Directions for this task –
Give the entries again, word for word.

Supplied records –
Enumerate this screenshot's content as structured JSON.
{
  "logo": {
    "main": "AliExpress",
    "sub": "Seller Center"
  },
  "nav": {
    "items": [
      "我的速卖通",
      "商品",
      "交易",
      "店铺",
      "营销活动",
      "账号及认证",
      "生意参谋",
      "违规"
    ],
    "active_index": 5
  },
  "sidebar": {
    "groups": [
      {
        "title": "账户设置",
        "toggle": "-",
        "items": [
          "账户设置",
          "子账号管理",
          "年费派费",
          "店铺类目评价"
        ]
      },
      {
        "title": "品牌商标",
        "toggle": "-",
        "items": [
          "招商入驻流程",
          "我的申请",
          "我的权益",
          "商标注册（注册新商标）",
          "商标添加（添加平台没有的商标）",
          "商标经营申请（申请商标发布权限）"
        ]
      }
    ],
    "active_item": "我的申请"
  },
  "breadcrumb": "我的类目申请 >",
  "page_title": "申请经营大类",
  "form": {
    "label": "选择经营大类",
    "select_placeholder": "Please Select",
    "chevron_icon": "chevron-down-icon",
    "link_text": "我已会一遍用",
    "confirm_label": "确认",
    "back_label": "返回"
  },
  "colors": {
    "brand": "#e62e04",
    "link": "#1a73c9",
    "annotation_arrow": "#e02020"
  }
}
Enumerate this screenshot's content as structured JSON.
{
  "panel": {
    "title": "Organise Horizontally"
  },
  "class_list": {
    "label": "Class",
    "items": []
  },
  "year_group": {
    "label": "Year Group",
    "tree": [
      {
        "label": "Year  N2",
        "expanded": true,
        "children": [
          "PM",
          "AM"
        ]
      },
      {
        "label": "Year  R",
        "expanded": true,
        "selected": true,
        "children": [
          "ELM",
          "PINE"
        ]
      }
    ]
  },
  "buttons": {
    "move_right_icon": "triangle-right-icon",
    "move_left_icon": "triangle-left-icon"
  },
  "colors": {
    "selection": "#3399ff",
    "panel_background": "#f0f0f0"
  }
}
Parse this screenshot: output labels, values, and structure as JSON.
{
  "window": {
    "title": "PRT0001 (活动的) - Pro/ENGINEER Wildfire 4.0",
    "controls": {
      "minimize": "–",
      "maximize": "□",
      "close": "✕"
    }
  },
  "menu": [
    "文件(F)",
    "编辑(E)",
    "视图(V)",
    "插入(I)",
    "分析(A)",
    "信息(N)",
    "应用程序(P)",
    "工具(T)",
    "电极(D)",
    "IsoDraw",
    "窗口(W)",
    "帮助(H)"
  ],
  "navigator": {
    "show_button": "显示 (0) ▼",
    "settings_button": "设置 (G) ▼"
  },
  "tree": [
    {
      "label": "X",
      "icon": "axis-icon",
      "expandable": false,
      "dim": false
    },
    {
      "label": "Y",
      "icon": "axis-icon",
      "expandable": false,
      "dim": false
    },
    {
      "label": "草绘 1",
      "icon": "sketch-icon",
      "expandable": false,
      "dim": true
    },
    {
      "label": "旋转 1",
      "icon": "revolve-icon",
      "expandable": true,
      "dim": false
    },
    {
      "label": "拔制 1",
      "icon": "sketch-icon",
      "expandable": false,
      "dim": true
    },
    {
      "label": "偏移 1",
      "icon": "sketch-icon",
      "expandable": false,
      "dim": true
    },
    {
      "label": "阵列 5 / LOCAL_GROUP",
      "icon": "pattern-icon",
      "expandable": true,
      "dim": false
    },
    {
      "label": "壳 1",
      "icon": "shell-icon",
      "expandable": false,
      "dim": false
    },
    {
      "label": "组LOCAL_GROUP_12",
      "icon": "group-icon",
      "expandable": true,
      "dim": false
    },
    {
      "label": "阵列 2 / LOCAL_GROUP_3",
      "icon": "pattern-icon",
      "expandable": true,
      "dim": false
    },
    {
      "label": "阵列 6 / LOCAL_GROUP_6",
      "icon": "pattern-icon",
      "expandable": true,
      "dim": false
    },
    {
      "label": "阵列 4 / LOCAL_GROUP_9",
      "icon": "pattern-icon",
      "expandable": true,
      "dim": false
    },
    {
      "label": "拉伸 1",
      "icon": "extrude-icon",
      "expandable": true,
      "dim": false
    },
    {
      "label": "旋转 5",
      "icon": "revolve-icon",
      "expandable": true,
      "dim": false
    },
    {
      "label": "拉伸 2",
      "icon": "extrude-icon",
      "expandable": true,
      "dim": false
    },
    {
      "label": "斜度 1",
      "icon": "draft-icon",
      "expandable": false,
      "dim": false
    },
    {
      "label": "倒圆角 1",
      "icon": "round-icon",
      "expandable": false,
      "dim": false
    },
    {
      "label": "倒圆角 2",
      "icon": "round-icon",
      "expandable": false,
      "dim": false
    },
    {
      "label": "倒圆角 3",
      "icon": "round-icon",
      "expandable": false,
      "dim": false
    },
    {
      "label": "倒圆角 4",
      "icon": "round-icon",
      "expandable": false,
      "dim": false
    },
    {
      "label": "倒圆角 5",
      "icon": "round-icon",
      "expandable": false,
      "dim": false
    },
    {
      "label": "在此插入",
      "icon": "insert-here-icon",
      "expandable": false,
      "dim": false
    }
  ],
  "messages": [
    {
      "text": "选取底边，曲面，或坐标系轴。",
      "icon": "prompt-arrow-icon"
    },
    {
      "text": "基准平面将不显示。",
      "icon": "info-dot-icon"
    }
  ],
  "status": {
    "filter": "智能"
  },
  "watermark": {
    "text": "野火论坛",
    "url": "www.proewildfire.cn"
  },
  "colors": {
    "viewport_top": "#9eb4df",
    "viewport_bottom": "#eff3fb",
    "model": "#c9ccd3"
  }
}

Result –
Enumerate this screenshot's content as structured JSON.
{
  "logo": {
    "main": "AliExpress",
    "sub": "Seller Center"
  },
  "nav": {
    "items": [
      "我的速卖通",
      "商品",
      "交易",
      "店铺",
      "营销活动",
      "账号及认证",
      "生意参谋",
      "违规"
    ],
    "active_index": 5
  },
  "sidebar": {
    "groups": [
      {
        "title": "账户设置",
        "toggle": "-",
        "items": [
          "账户设置",
          "子账号管理",
          "年费派费",
          "店铺类目评价"
        ]
      },
      {
        "title": "品牌商标",
        "toggle": "-",
        "items": [
          "招商入驻流程",
          "我的申请",
          "我的权益",
          "商标注册（注册新商标）",
          "商标添加（添加平台没有的商标）",
          "商标经营申请（申请商标发布权限）"
        ]
      }
    ],
    "active_item": "我的申请"
  },
  "breadcrumb": "我的类目申请 >",
  "page_title": "申请经营大类",
  "form": {
    "label": "选择经营大类",
    "select_placeholder": "Please Select",
    "chevron_icon": "chevron-down-icon",
    "link_text": "我已会一遍用",
    "confirm_label": "确认",
    "back_label": "返回"
  },
  "colors": {
    "brand": "#e62e04",
    "link": "#1a73c9",
    "annotation_arrow": "#e02020"
  }
}
Enumerate this screenshot's content as structured JSON.
{
  "panel": {
    "title": "Organise Horizontally"
  },
  "class_list": {
    "label": "Class",
    "items": []
  },
  "year_group": {
    "label": "Year Group",
    "tree": [
      {
        "label": "Year  N2",
        "expanded": true,
        "children": [
          "PM",
          "AM"
        ]
      },
      {
        "label": "Year  R",
        "expanded": true,
        "selected": true,
        "children": [
          "ELM",
          "PINE"
        ]
      }
    ]
  },
  "buttons": {
    "move_right_icon": "triangle-right-icon",
    "move_left_icon": "triangle-left-icon"
  },
  "colors": {
    "selection": "#3399ff",
    "panel_background": "#f0f0f0"
  }
}
Parse this screenshot: output labels, values, and structure as JSON.
{
  "window": {
    "title": "PRT0001 (活动的) - Pro/ENGINEER Wildfire 4.0",
    "controls": {
      "minimize": "–",
      "maximize": "□",
      "close": "✕"
    }
  },
  "menu": [
    "文件(F)",
    "编辑(E)",
    "视图(V)",
    "插入(I)",
    "分析(A)",
    "信息(N)",
    "应用程序(P)",
    "工具(T)",
    "电极(D)",
    "IsoDraw",
    "窗口(W)",
    "帮助(H)"
  ],
  "navigator": {
    "show_button": "显示 (0) ▼",
    "settings_button": "设置 (G) ▼"
  },
  "tree": [
    {
      "label": "X",
      "icon": "axis-icon",
      "expandable": false,
      "dim": false
    },
    {
      "label": "Y",
      "icon": "axis-icon",
      "expandable": false,
      "dim": false
    },
    {
      "label": "草绘 1",
      "icon": "sketch-icon",
      "expandable": false,
      "dim": true
    },
    {
      "label": "旋转 1",
      "icon": "revolve-icon",
      "expandable": true,
      "dim": false
    },
    {
      "label": "拔制 1",
      "icon": "sketch-icon",
      "expandable": false,
      "dim": true
    },
    {
      "label": "偏移 1",
      "icon": "sketch-icon",
      "expandable": false,
      "dim": true
    },
    {
      "label": "阵列 5 / LOCAL_GROUP",
      "icon": "pattern-icon",
      "expandable": true,
      "dim": false
    },
    {
      "label": "壳 1",
      "icon": "shell-icon",
      "expandable": false,
      "dim": false
    },
    {
      "label": "组LOCAL_GROUP_12",
      "icon": "group-icon",
      "expandable": true,
      "dim": false
    },
    {
      "label": "阵列 2 / LOCAL_GROUP_3",
      "icon": "pattern-icon",
      "expandable": true,
      "dim": false
    },
    {
      "label": "阵列 6 / LOCAL_GROUP_6",
      "icon": "pattern-icon",
      "expandable": true,
      "dim": false
    },
    {
      "label": "阵列 4 / LOCAL_GROUP_9",
      "icon": "pattern-icon",
      "expandable": true,
      "dim": false
    },
    {
      "label": "拉伸 1",
      "icon": "extrude-icon",
      "expandable": true,
      "dim": false
    },
    {
      "label": "旋转 5",
      "icon": "revolve-icon",
      "expandable": true,
      "dim": false
    },
    {
      "label": "拉伸 2",
      "icon": "extrude-icon",
      "expandable": true,
      "dim": false
    },
    {
      "label": "斜度 1",
      "icon": "draft-icon",
      "expandable": false,
      "dim": false
    },
    {
      "label": "倒圆角 1",
      "icon": "round-icon",
      "expandable": false,
      "dim": false
    },
    {
      "label": "倒圆角 2",
      "icon": "round-icon",
      "expandable": false,
      "dim": false
    },
    {
      "label": "倒圆角 3",
      "icon": "round-icon",
      "expandable": false,
      "dim": false
    },
    {
      "label": "倒圆角 4",
      "icon": "round-icon",
      "expandable": false,
      "dim": false
    },
    {
      "label": "倒圆角 5",
      "icon": "round-icon",
      "expandable": false,
      "dim": false
    },
    {
      "label": "在此插入",
      "icon": "insert-here-icon",
      "expandable": false,
      "dim": false
    }
  ],
  "messages": [
    {
      "text": "选取底边，曲面，或坐标系轴。",
      "icon": "prompt-arrow-icon"
    },
    {
      "text": "基准平面将不显示。",
      "icon": "info-dot-icon"
    }
  ],
  "status": {
    "filter": "智能"
  },
  "watermark": {
    "text": "野火论坛",
    "url": "www.proewildfire.cn"
  },
  "colors": {
    "viewport_top": "#9eb4df",
    "viewport_bottom": "#eff3fb",
    "model": "#c9ccd3"
  }
}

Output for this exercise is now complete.